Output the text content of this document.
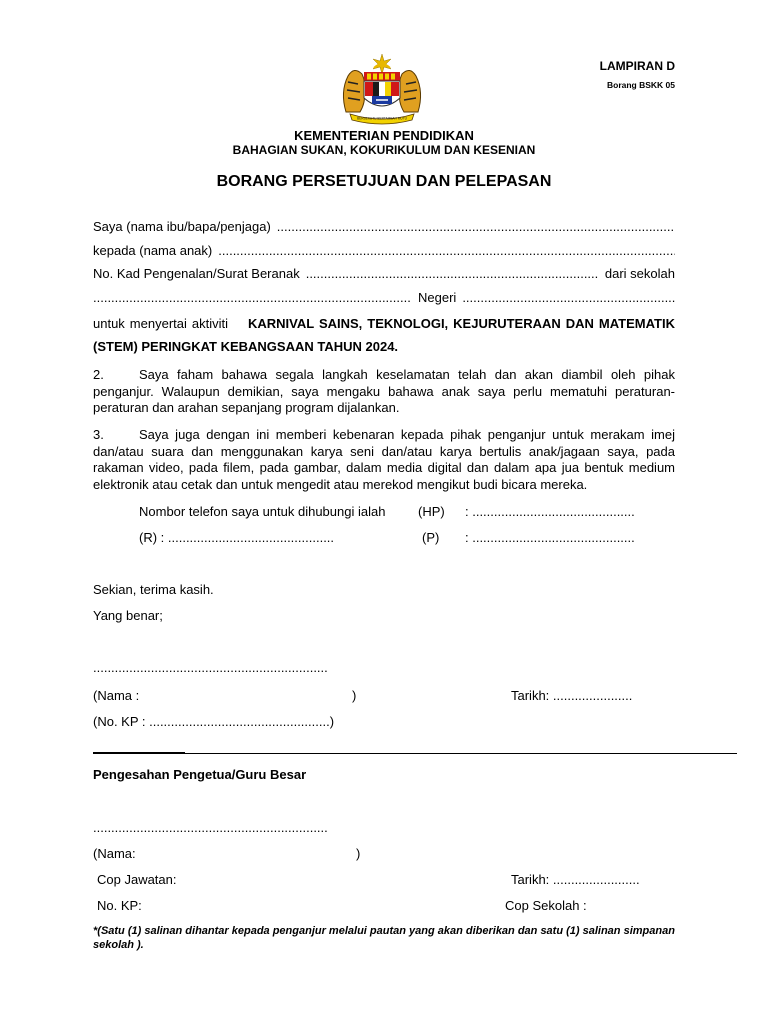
BERSEKUTU BERTAMBAH MUTU
LAMPIRAN D
Borang BSKK 05
KEMENTERIAN PENDIDIKAN
BAHAGIAN SUKAN, KOKURIKULUM DAN KESENIAN
BORANG PERSETUJUAN DAN PELEPASAN
Saya (nama ibu/bapa/penjaga)
.....
kepada (nama anak)
.....
No. Kad Pengenalan/Surat Beranak
.....	dari sekolah
.....
Negeri
.....
untuk menyertai aktiviti KARNIVAL SAINS, TEKNOLOGI, KEJURUTERAAN DAN MATEMATIK (STEM) PERINGKAT KEBANGSAAN TAHUN 2024.
2.	Saya faham bahawa segala langkah keselamatan telah dan akan diambil oleh pihak penganjur. Walaupun demikian, saya mengaku bahawa anak saya perlu mematuhi peraturan-peraturan dan arahan sepanjang program dijalankan.
3.	Saya juga dengan ini memberi kebenaran kepada pihak penganjur untuk merakam imej dan/atau suara dan menggunakan karya seni dan/atau karya bertulis anak/jagaan saya, pada rakaman video, pada filem, pada gambar, dalam media digital dan dalam apa jua bentuk medium elektronik atau cetak dan untuk mengedit atau merekod mengikut budi bicara mereka.
Nombor telefon saya untuk dihubungi ialah	(HP) : .............................................
(R) : ..............................................	(P) : .............................................
Sekian, terima kasih.
Yang benar;
.................................................................
(Nama :	)	Tarikh: ......................
(No. KP : ..................................................)
Pengesahan Pengetua/Guru Besar
.................................................................
(Nama:	)
Cop Jawatan:	Tarikh: ........................
No. KP:	Cop Sekolah :
*(Satu (1) salinan dihantar kepada penganjur melalui pautan yang akan diberikan dan satu (1) salinan simpanan sekolah ).
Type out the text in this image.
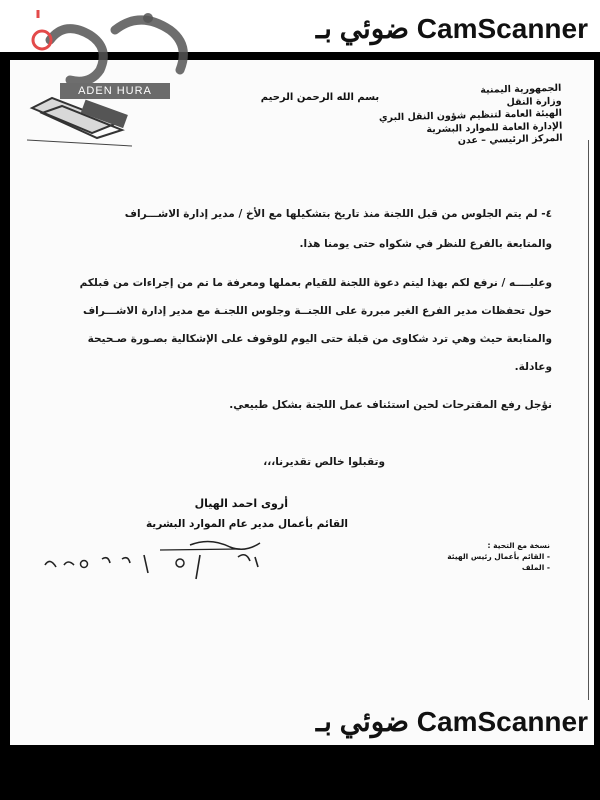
ضوئي بـ CamScanner
ADEN HURA
بسم الله الرحمن الرحيم
الجمهورية اليمنية
وزارة النقل
الهيئة العامة لتنظيم شؤون النقل البري
الإدارة العامة للموارد البشرية
المركز الرئيسي – عدن
٤- لم يتم الجلوس من قبل اللجنة منذ تاريخ بتشكيلها مع الأخ / مدير إدارة الاشـــراف
والمتابعة بالفرع للنظر في شكواه حتى يومنا هذا.
وعليــــه / نرفع لكم بهذا ليتم دعوة اللجنة للقيام بعملها ومعرفة ما تم من إجراءات من قبلكم
حول تحفظات مدير الفرع الغير مبررة على اللجنــة وجلوس اللجنـة مع مدير إدارة الاشـــراف
والمتابعة حيث وهي ترد شكاوى من قبلة حتى اليوم للوقوف على الإشكالية بصـورة صـحيحة
وعادلة.
نؤجل رفع المقترحات لحين استئناف عمل اللجنة بشكل طبيعي.
وتقبلوا خالص تقديرنا،،،
أروى احمد الهيال
القائم بأعمال مدير عام الموارد البشرية
نسخة مع التحية :
- القائم بأعمال رئيس الهيئة
- الملف
ضوئي بـ CamScanner
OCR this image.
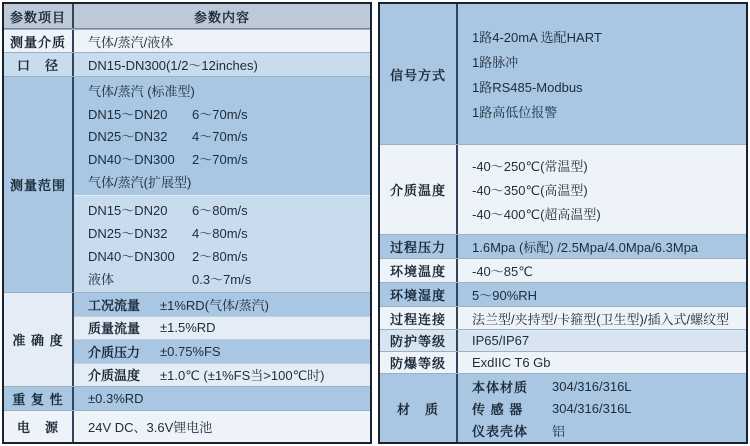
参数项目	参数内容
测量介质	气体/蒸汽/液体
口　径	DN15-DN300(1/2～12inches)
测量范围
气体/蒸汽 (标准型)
DN15～DN20	6～70m/s
DN25～DN32	4～70m/s
DN40～DN300	2～70m/s
气体/蒸汽(扩展型)
DN15～DN20	6～80m/s
DN25～DN32	4～80m/s
DN40～DN300	2～80m/s
液体	0.3～7m/s
准 确 度
工况流量	±1%RD(气体/蒸汽)
质量流量	±1.5%RD
介质压力	±0.75%FS
介质温度	±1.0℃ (±1%FS当>100℃时)
重 复 性	±0.3%RD
电　源	24V DC、3.6V锂电池
信号方式
1路4-20mA 选配HART
1路脉冲
1路RS485-Modbus
1路高低位报警
介质温度
-40～250℃(常温型)
-40～350℃(高温型)
-40～400℃(超高温型)
过程压力	1.6Mpa (标配) /2.5Mpa/4.0Mpa/6.3Mpa
环境温度	-40～85℃
环境湿度	5～90%RH
过程连接	法兰型/夹持型/卡箍型(卫生型)/插入式/螺纹型
防护等级	IP65/IP67
防爆等级	ExdIIC T6 Gb
材　质
本体材质	304/316/316L
传 感 器	304/316/316L
仪表壳体	铝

----------

**Goal of the exercise:** Return all lines of the material above in which the word "this" occurs.

**Written solution:**
Output the text content of this document.
Type out the text in this image.
OCR this image.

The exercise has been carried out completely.